--- START RECORDS TO PROCESS ---

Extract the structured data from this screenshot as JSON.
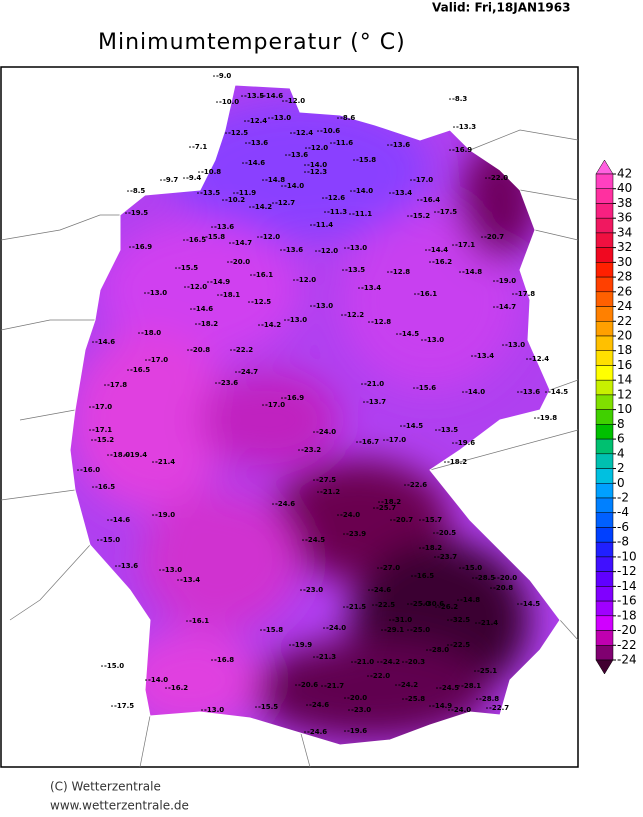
{
  "header": {
    "valid": "Valid:  Fri,18JAN1963",
    "title": "Minimumtemperatur (° C)"
  },
  "legend": {
    "ticks": [
      42,
      40,
      38,
      36,
      34,
      32,
      30,
      28,
      26,
      24,
      22,
      20,
      18,
      16,
      14,
      12,
      10,
      8,
      6,
      4,
      2,
      0,
      -2,
      -4,
      -6,
      -8,
      -10,
      -12,
      -14,
      -16,
      -18,
      -20,
      -22,
      -24
    ],
    "colors": [
      "#ff60e0",
      "#ff40c0",
      "#ff30a0",
      "#f82080",
      "#f01860",
      "#f01040",
      "#f00820",
      "#ff2000",
      "#ff4000",
      "#ff6000",
      "#ff8000",
      "#ffa000",
      "#ffc000",
      "#ffe000",
      "#ffff00",
      "#c8f000",
      "#80e000",
      "#40d000",
      "#00c000",
      "#00c070",
      "#00c0b0",
      "#00c0e0",
      "#00a0ff",
      "#0080ff",
      "#0060ff",
      "#0040ff",
      "#2020ff",
      "#4010ff",
      "#6000ff",
      "#8000ff",
      "#a000ff",
      "#d000ff",
      "#c000b0",
      "#800070",
      "#400030"
    ]
  },
  "stations": [
    "-9.0",
    "-8.3",
    "-10.0",
    "-13.5",
    "-14.6",
    "-12.0",
    "-13.3",
    "-8.6",
    "-12.4",
    "-13.0",
    "-12.5",
    "-12.4",
    "-10.6",
    "-7.1",
    "-13.6",
    "-12.0",
    "-11.6",
    "-13.6",
    "-16.9",
    "-13.6",
    "-14.0",
    "-15.8",
    "-14.6",
    "-10.8",
    "-14.8",
    "-12.3",
    "-17.0",
    "-22.0",
    "-8.5",
    "-9.7",
    "-9.4",
    "-14.0",
    "-12.6",
    "-14.0",
    "-13.4",
    "-13.5",
    "-11.9",
    "-10.2",
    "-14.2",
    "-12.7",
    "-16.4",
    "-19.5",
    "-11.3",
    "-11.1",
    "-15.2",
    "-17.5",
    "-11.4",
    "-20.7",
    "-13.6",
    "-12.0",
    "-16.9",
    "-16.5",
    "-15.8",
    "-14.7",
    "-13.0",
    "-14.4",
    "-17.1",
    "-13.6",
    "-12.0",
    "-20.0",
    "-16.2",
    "-15.5",
    "-16.1",
    "-13.5",
    "-12.8",
    "-14.8",
    "-12.0",
    "-19.0",
    "-17.8",
    "-13.0",
    "-12.0",
    "-14.9",
    "-13.4",
    "-16.1",
    "-18.1",
    "-12.5",
    "-13.0",
    "-14.7",
    "-14.6",
    "-12.2",
    "-14.2",
    "-13.0",
    "-12.8",
    "-18.2",
    "-18.0",
    "-14.6",
    "-14.5",
    "-13.0",
    "-13.0",
    "-20.8",
    "-22.2",
    "-17.0",
    "-13.4",
    "-12.4",
    "-24.7",
    "-16.5",
    "-14.5",
    "-21.0",
    "-15.6",
    "-14.0",
    "-13.6",
    "-17.8",
    "-23.6",
    "-17.0",
    "-16.9",
    "-13.7",
    "-17.0",
    "-14.5",
    "-13.5",
    "-19.8",
    "-17.1",
    "-15.2",
    "-16.7",
    "-17.0",
    "-19.6",
    "-18.2",
    "-19.4",
    "-24.0",
    "-23.2",
    "-21.4",
    "-16.0",
    "-18.0",
    "-27.5",
    "-21.2",
    "-22.6",
    "-16.5",
    "-24.6",
    "-18.2",
    "-25.7",
    "-14.6",
    "-24.0",
    "-20.7",
    "-15.7",
    "-19.0",
    "-23.9",
    "-20.5",
    "-18.2",
    "-24.5",
    "-15.0",
    "-23.7",
    "-13.6",
    "-13.0",
    "-27.0",
    "-15.0",
    "-28.5",
    "-20.0",
    "-20.8",
    "-13.4",
    "-16.5",
    "-25.0",
    "-30.6",
    "-14.8",
    "-14.5",
    "-23.0",
    "-24.6",
    "-22.5",
    "-26.2",
    "-24.0",
    "-32.5",
    "-21.4",
    "-31.0",
    "-29.1",
    "-25.0",
    "-21.5",
    "-16.1",
    "-15.8",
    "-22.5",
    "-28.0",
    "-19.9",
    "-21.3",
    "-21.0",
    "-24.2",
    "-20.3",
    "-14.0",
    "-16.8",
    "-15.0",
    "-22.0",
    "-25.1",
    "-21.7",
    "-20.6",
    "-24.2",
    "-28.1",
    "-24.5",
    "-16.2",
    "-17.5",
    "-20.0",
    "-25.8",
    "-14.9",
    "-28.8",
    "-13.0",
    "-15.5",
    "-24.6",
    "-23.0",
    "-22.7",
    "-24.0",
    "-24.6",
    "-19.6"
  ],
  "footer": {
    "copyright": "(C) Wetterzentrale",
    "url": "www.wetterzentrale.de"
  }
}
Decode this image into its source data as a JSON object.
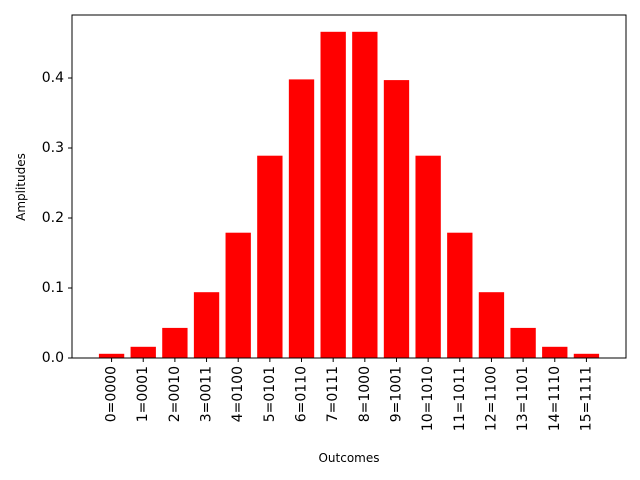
{
  "chart_data": {
    "type": "bar",
    "title": "",
    "xlabel": "Outcomes",
    "ylabel": "Amplitudes",
    "categories": [
      "0=0000",
      "1=0001",
      "2=0010",
      "3=0011",
      "4=0100",
      "5=0101",
      "6=0110",
      "7=0111",
      "8=1000",
      "9=1001",
      "10=1010",
      "11=1011",
      "12=1100",
      "13=1101",
      "14=1110",
      "15=1111"
    ],
    "values": [
      0.006,
      0.016,
      0.043,
      0.094,
      0.179,
      0.289,
      0.398,
      0.466,
      0.466,
      0.397,
      0.289,
      0.179,
      0.094,
      0.043,
      0.016,
      0.006
    ],
    "ylim": [
      0,
      0.49
    ],
    "yticks": [
      "0.0",
      "0.1",
      "0.2",
      "0.3",
      "0.4"
    ],
    "bar_color": "#ff0000",
    "grid": false,
    "legend": "none"
  }
}
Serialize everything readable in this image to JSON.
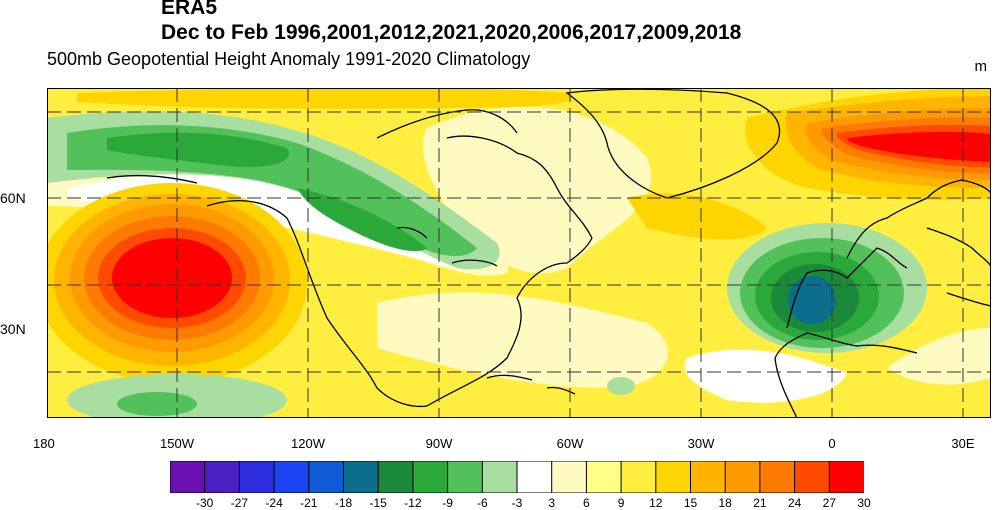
{
  "header": {
    "line1": "ERA5",
    "line2": "Dec to Feb 1996,2001,2012,2021,2020,2006,2017,2009,2018",
    "line3": "500mb Geopotential Height Anomaly  1991-2020 Climatology",
    "unit": "m"
  },
  "map": {
    "lat_labels": [
      "60N",
      "30N"
    ],
    "lon_labels": [
      "180",
      "150W",
      "120W",
      "90W",
      "60W",
      "30W",
      "0",
      "30E"
    ]
  },
  "colorbar": {
    "labels": [
      "-30",
      "-27",
      "-24",
      "-21",
      "-18",
      "-15",
      "-12",
      "-9",
      "-6",
      "-3",
      "3",
      "6",
      "9",
      "12",
      "15",
      "18",
      "21",
      "24",
      "27",
      "30"
    ],
    "colors": [
      "#6a0fb0",
      "#4b1fc4",
      "#2d2ee0",
      "#1b45f0",
      "#0f5ad6",
      "#0a6e8c",
      "#1a8a3a",
      "#2aa83a",
      "#52c15a",
      "#a8dea0",
      "#ffffff",
      "#fffac0",
      "#ffff88",
      "#ffee40",
      "#ffd500",
      "#ffb400",
      "#ff9a00",
      "#ff7a00",
      "#ff4a00",
      "#ff0000"
    ]
  }
}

--- END RECORDS TO PROCESS ---

WHAT IS ASKED: Keep the pictures out of the copy and write out the data exactly as it stands.

TASK RESPONSE:
Extract the structured data from this screenshot as JSON.
{
  "header": {
    "valid": "Valid:  Fri,18JAN1963",
    "title": "Minimumtemperatur (° C)"
  },
  "legend": {
    "ticks": [
      42,
      40,
      38,
      36,
      34,
      32,
      30,
      28,
      26,
      24,
      22,
      20,
      18,
      16,
      14,
      12,
      10,
      8,
      6,
      4,
      2,
      0,
      -2,
      -4,
      -6,
      -8,
      -10,
      -12,
      -14,
      -16,
      -18,
      -20,
      -22,
      -24
    ],
    "colors": [
      "#ff60e0",
      "#ff40c0",
      "#ff30a0",
      "#f82080",
      "#f01860",
      "#f01040",
      "#f00820",
      "#ff2000",
      "#ff4000",
      "#ff6000",
      "#ff8000",
      "#ffa000",
      "#ffc000",
      "#ffe000",
      "#ffff00",
      "#c8f000",
      "#80e000",
      "#40d000",
      "#00c000",
      "#00c070",
      "#00c0b0",
      "#00c0e0",
      "#00a0ff",
      "#0080ff",
      "#0060ff",
      "#0040ff",
      "#2020ff",
      "#4010ff",
      "#6000ff",
      "#8000ff",
      "#a000ff",
      "#d000ff",
      "#c000b0",
      "#800070",
      "#400030"
    ]
  },
  "stations": [
    "-9.0",
    "-8.3",
    "-10.0",
    "-13.5",
    "-14.6",
    "-12.0",
    "-13.3",
    "-8.6",
    "-12.4",
    "-13.0",
    "-12.5",
    "-12.4",
    "-10.6",
    "-7.1",
    "-13.6",
    "-12.0",
    "-11.6",
    "-13.6",
    "-16.9",
    "-13.6",
    "-14.0",
    "-15.8",
    "-14.6",
    "-10.8",
    "-14.8",
    "-12.3",
    "-17.0",
    "-22.0",
    "-8.5",
    "-9.7",
    "-9.4",
    "-14.0",
    "-12.6",
    "-14.0",
    "-13.4",
    "-13.5",
    "-11.9",
    "-10.2",
    "-14.2",
    "-12.7",
    "-16.4",
    "-19.5",
    "-11.3",
    "-11.1",
    "-15.2",
    "-17.5",
    "-11.4",
    "-20.7",
    "-13.6",
    "-12.0",
    "-16.9",
    "-16.5",
    "-15.8",
    "-14.7",
    "-13.0",
    "-14.4",
    "-17.1",
    "-13.6",
    "-12.0",
    "-20.0",
    "-16.2",
    "-15.5",
    "-16.1",
    "-13.5",
    "-12.8",
    "-14.8",
    "-12.0",
    "-19.0",
    "-17.8",
    "-13.0",
    "-12.0",
    "-14.9",
    "-13.4",
    "-16.1",
    "-18.1",
    "-12.5",
    "-13.0",
    "-14.7",
    "-14.6",
    "-12.2",
    "-14.2",
    "-13.0",
    "-12.8",
    "-18.2",
    "-18.0",
    "-14.6",
    "-14.5",
    "-13.0",
    "-13.0",
    "-20.8",
    "-22.2",
    "-17.0",
    "-13.4",
    "-12.4",
    "-24.7",
    "-16.5",
    "-14.5",
    "-21.0",
    "-15.6",
    "-14.0",
    "-13.6",
    "-17.8",
    "-23.6",
    "-17.0",
    "-16.9",
    "-13.7",
    "-17.0",
    "-14.5",
    "-13.5",
    "-19.8",
    "-17.1",
    "-15.2",
    "-16.7",
    "-17.0",
    "-19.6",
    "-18.2",
    "-19.4",
    "-24.0",
    "-23.2",
    "-21.4",
    "-16.0",
    "-18.0",
    "-27.5",
    "-21.2",
    "-22.6",
    "-16.5",
    "-24.6",
    "-18.2",
    "-25.7",
    "-14.6",
    "-24.0",
    "-20.7",
    "-15.7",
    "-19.0",
    "-23.9",
    "-20.5",
    "-18.2",
    "-24.5",
    "-15.0",
    "-23.7",
    "-13.6",
    "-13.0",
    "-27.0",
    "-15.0",
    "-28.5",
    "-20.0",
    "-20.8",
    "-13.4",
    "-16.5",
    "-25.0",
    "-30.6",
    "-14.8",
    "-14.5",
    "-23.0",
    "-24.6",
    "-22.5",
    "-26.2",
    "-24.0",
    "-32.5",
    "-21.4",
    "-31.0",
    "-29.1",
    "-25.0",
    "-21.5",
    "-16.1",
    "-15.8",
    "-22.5",
    "-28.0",
    "-19.9",
    "-21.3",
    "-21.0",
    "-24.2",
    "-20.3",
    "-14.0",
    "-16.8",
    "-15.0",
    "-22.0",
    "-25.1",
    "-21.7",
    "-20.6",
    "-24.2",
    "-28.1",
    "-24.5",
    "-16.2",
    "-17.5",
    "-20.0",
    "-25.8",
    "-14.9",
    "-28.8",
    "-13.0",
    "-15.5",
    "-24.6",
    "-23.0",
    "-22.7",
    "-24.0",
    "-24.6",
    "-19.6"
  ],
  "footer": {
    "copyright": "(C) Wetterzentrale",
    "url": "www.wetterzentrale.de"
  }
}
Decode this image into its source data as a JSON object.
{
  "chart_data": {
    "type": "bar",
    "title": "",
    "xlabel": "Outcomes",
    "ylabel": "Amplitudes",
    "categories": [
      "0=0000",
      "1=0001",
      "2=0010",
      "3=0011",
      "4=0100",
      "5=0101",
      "6=0110",
      "7=0111",
      "8=1000",
      "9=1001",
      "10=1010",
      "11=1011",
      "12=1100",
      "13=1101",
      "14=1110",
      "15=1111"
    ],
    "values": [
      0.006,
      0.016,
      0.043,
      0.094,
      0.179,
      0.289,
      0.398,
      0.466,
      0.466,
      0.397,
      0.289,
      0.179,
      0.094,
      0.043,
      0.016,
      0.006
    ],
    "ylim": [
      0,
      0.49
    ],
    "yticks": [
      "0.0",
      "0.1",
      "0.2",
      "0.3",
      "0.4"
    ],
    "bar_color": "#ff0000",
    "grid": false,
    "legend": "none"
  }
}
Serialize everything readable in this image to JSON.
{
  "header": {
    "line1": "ERA5",
    "line2": "Dec to Feb 1996,2001,2012,2021,2020,2006,2017,2009,2018",
    "line3": "500mb Geopotential Height Anomaly  1991-2020 Climatology",
    "unit": "m"
  },
  "map": {
    "lat_labels": [
      "60N",
      "30N"
    ],
    "lon_labels": [
      "180",
      "150W",
      "120W",
      "90W",
      "60W",
      "30W",
      "0",
      "30E"
    ]
  },
  "colorbar": {
    "labels": [
      "-30",
      "-27",
      "-24",
      "-21",
      "-18",
      "-15",
      "-12",
      "-9",
      "-6",
      "-3",
      "3",
      "6",
      "9",
      "12",
      "15",
      "18",
      "21",
      "24",
      "27",
      "30"
    ],
    "colors": [
      "#6a0fb0",
      "#4b1fc4",
      "#2d2ee0",
      "#1b45f0",
      "#0f5ad6",
      "#0a6e8c",
      "#1a8a3a",
      "#2aa83a",
      "#52c15a",
      "#a8dea0",
      "#ffffff",
      "#fffac0",
      "#ffff88",
      "#ffee40",
      "#ffd500",
      "#ffb400",
      "#ff9a00",
      "#ff7a00",
      "#ff4a00",
      "#ff0000"
    ]
  }
}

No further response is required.